**THE EXERCISE**: Go through each line of the records below and count those with the word "Ragnorak"; give only the total.

:: SUPPLIED DATA ::

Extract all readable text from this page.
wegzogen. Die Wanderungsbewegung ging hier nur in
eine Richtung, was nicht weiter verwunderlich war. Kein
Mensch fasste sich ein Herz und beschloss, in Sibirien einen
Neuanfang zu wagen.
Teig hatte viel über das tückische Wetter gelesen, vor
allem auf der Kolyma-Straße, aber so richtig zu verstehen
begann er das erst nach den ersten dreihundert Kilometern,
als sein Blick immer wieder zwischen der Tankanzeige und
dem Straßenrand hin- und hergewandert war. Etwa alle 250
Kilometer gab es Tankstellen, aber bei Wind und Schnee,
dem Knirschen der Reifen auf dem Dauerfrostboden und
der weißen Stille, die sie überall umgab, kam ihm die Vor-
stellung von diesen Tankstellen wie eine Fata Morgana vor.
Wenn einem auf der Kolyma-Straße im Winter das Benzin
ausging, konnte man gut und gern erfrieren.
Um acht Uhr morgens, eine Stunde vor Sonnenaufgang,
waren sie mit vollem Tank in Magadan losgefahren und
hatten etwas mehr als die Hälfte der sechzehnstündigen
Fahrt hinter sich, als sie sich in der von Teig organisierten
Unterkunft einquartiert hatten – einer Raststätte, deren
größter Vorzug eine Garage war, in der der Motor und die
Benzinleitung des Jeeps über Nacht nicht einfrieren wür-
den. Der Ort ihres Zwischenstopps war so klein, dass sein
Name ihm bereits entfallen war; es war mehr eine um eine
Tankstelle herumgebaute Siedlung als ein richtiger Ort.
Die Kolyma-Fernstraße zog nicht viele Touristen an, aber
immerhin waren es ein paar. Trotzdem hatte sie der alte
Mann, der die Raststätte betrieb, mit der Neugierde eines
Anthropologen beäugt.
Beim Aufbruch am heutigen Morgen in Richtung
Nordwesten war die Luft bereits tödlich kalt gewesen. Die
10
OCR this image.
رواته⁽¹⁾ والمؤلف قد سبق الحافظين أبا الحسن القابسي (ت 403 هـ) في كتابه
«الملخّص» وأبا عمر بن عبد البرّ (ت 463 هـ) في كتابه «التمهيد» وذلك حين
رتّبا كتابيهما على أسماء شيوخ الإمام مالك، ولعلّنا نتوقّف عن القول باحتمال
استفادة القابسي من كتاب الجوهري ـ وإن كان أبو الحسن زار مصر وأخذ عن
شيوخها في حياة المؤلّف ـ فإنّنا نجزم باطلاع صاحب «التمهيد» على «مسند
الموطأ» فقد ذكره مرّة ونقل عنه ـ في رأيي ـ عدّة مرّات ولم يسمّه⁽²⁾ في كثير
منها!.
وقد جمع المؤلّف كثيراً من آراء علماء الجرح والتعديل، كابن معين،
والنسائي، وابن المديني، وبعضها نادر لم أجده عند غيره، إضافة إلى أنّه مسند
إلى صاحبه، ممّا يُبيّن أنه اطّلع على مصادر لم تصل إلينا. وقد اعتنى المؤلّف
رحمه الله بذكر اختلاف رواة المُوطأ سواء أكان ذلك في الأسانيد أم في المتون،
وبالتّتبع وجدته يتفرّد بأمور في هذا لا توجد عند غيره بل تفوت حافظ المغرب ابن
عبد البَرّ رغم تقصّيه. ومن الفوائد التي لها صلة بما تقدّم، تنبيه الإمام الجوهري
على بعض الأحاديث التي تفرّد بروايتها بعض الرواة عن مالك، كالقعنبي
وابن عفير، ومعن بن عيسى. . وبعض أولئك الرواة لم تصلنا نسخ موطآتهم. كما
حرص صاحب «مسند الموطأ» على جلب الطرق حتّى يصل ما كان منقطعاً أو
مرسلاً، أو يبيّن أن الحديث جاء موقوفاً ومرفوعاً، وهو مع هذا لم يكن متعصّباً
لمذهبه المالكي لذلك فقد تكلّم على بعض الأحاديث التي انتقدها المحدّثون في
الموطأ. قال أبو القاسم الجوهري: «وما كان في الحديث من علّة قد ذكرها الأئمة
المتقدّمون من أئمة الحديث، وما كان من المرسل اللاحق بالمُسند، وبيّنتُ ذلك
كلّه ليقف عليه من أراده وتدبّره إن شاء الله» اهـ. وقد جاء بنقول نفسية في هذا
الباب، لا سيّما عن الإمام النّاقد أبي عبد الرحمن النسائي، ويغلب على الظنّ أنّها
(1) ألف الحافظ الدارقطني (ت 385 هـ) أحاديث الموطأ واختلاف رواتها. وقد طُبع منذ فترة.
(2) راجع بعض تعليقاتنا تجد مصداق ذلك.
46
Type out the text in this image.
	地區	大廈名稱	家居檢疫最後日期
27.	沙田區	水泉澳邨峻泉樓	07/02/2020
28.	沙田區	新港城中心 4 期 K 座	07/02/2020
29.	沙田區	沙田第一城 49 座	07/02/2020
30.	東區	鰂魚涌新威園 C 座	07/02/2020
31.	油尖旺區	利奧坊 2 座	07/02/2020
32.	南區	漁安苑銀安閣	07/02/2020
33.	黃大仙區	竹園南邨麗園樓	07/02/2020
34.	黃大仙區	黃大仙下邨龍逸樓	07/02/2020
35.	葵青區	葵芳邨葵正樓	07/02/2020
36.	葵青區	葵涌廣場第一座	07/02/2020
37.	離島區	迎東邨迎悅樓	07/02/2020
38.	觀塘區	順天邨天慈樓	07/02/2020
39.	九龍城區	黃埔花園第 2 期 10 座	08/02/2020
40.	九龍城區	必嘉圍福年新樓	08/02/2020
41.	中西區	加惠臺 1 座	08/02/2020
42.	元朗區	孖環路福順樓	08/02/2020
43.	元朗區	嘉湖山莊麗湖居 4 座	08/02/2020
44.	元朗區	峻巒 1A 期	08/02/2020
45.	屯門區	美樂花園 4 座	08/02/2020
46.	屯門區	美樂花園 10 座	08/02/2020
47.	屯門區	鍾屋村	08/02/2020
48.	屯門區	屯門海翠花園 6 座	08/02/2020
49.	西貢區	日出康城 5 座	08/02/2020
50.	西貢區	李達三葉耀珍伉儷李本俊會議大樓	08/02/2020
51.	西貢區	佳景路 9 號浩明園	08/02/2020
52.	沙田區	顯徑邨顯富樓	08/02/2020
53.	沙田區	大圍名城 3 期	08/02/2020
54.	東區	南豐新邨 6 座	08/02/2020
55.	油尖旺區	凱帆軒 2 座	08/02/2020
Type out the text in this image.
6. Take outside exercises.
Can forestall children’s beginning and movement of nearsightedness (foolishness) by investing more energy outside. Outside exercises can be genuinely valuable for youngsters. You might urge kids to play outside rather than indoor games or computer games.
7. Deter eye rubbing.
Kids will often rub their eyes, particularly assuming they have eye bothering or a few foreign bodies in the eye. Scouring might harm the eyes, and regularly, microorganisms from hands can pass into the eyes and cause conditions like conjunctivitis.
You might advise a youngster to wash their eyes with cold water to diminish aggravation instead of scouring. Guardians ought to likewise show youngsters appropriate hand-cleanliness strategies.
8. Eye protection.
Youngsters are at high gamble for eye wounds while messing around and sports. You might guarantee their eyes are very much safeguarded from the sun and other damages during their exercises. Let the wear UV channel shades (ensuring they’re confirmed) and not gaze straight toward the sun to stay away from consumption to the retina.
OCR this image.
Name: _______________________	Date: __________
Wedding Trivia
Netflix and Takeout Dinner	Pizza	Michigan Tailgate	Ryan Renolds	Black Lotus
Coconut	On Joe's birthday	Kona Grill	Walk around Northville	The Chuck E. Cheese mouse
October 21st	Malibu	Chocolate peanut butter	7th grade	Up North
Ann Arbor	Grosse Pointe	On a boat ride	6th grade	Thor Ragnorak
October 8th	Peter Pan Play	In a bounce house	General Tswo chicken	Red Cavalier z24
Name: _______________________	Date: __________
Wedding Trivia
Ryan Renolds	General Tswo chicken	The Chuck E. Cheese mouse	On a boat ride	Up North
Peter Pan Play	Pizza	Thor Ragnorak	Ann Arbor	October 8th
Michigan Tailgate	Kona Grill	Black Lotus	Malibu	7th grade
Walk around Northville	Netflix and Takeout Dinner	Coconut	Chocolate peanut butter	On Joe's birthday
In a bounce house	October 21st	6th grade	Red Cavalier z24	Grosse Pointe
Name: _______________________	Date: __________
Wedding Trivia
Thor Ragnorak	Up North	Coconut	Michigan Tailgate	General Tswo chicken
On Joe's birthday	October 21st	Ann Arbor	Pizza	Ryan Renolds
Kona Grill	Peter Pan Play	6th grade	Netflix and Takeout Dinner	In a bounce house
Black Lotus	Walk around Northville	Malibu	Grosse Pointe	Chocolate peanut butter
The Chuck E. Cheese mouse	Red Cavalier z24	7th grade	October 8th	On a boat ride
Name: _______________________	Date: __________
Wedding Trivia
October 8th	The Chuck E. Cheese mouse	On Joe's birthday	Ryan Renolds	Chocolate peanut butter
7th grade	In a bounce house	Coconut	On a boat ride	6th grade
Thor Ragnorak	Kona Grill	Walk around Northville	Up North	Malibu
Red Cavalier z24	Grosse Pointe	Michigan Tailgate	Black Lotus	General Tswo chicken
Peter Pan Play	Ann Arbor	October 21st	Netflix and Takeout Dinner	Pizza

:::

**RESULT OF THIS TASK**: 4